Collection entries
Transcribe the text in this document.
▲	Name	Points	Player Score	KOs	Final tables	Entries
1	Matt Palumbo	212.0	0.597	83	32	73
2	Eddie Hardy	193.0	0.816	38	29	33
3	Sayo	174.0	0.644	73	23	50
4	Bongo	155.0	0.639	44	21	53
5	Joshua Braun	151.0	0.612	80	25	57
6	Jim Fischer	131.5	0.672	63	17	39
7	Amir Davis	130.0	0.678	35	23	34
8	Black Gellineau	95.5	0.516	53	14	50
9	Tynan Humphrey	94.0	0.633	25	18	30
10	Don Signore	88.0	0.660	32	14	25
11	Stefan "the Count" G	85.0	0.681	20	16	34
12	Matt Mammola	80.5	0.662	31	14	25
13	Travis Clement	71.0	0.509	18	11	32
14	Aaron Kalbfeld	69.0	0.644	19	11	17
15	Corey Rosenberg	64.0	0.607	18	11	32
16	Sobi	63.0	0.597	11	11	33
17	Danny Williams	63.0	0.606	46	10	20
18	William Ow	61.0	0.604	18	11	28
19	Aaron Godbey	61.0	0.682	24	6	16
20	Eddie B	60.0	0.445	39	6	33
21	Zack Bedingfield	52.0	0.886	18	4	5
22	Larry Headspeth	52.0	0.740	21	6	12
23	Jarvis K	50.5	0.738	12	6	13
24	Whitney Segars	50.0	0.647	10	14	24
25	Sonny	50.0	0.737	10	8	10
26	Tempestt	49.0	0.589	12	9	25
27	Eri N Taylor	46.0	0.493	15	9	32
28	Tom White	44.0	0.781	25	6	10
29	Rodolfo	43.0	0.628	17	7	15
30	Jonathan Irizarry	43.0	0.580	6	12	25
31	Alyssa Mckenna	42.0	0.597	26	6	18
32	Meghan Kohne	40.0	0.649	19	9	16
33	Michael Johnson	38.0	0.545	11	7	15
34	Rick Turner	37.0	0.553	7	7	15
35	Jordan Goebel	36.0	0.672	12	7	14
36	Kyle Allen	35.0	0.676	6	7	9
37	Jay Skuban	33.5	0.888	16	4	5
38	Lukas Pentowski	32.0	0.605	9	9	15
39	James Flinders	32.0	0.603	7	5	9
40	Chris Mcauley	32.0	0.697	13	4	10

## Given request
Extract the entries above verbatim.

## Answer below
Transcribe the text in this document.
▲	Name	Points	Player Score	KOs	Final tables	Entries
1	Matt Palumbo	212.0	0.597	83	32	73
2	Eddie Hardy	193.0	0.816	38	29	33
3	Sayo	174.0	0.644	73	23	50
4	Bongo	155.0	0.639	44	21	53
5	Joshua Braun	151.0	0.612	80	25	57
6	Jim Fischer	131.5	0.672	63	17	39
7	Amir Davis	130.0	0.678	35	23	34
8	Black Gellineau	95.5	0.516	53	14	50
9	Tynan Humphrey	94.0	0.633	25	18	30
10	Don Signore	88.0	0.660	32	14	25
11	Stefan "the Count" G	85.0	0.681	20	16	34
12	Matt Mammola	80.5	0.662	31	14	25
13	Travis Clement	71.0	0.509	18	11	32
14	Aaron Kalbfeld	69.0	0.644	19	11	17
15	Corey Rosenberg	64.0	0.607	18	11	32
16	Sobi	63.0	0.597	11	11	33
17	Danny Williams	63.0	0.606	46	10	20
18	William Ow	61.0	0.604	18	11	28
19	Aaron Godbey	61.0	0.682	24	6	16
20	Eddie B	60.0	0.445	39	6	33
21	Zack Bedingfield	52.0	0.886	18	4	5
22	Larry Headspeth	52.0	0.740	21	6	12
23	Jarvis K	50.5	0.738	12	6	13
24	Whitney Segars	50.0	0.647	10	14	24
25	Sonny	50.0	0.737	10	8	10
26	Tempestt	49.0	0.589	12	9	25
27	Eri N Taylor	46.0	0.493	15	9	32
28	Tom White	44.0	0.781	25	6	10
29	Rodolfo	43.0	0.628	17	7	15
30	Jonathan Irizarry	43.0	0.580	6	12	25
31	Alyssa Mckenna	42.0	0.597	26	6	18
32	Meghan Kohne	40.0	0.649	19	9	16
33	Michael Johnson	38.0	0.545	11	7	15
34	Rick Turner	37.0	0.553	7	7	15
35	Jordan Goebel	36.0	0.672	12	7	14
36	Kyle Allen	35.0	0.676	6	7	9
37	Jay Skuban	33.5	0.888	16	4	5
38	Lukas Pentowski	32.0	0.605	9	9	15
39	James Flinders	32.0	0.603	7	5	9
40	Chris Mcauley	32.0	0.697	13	4	10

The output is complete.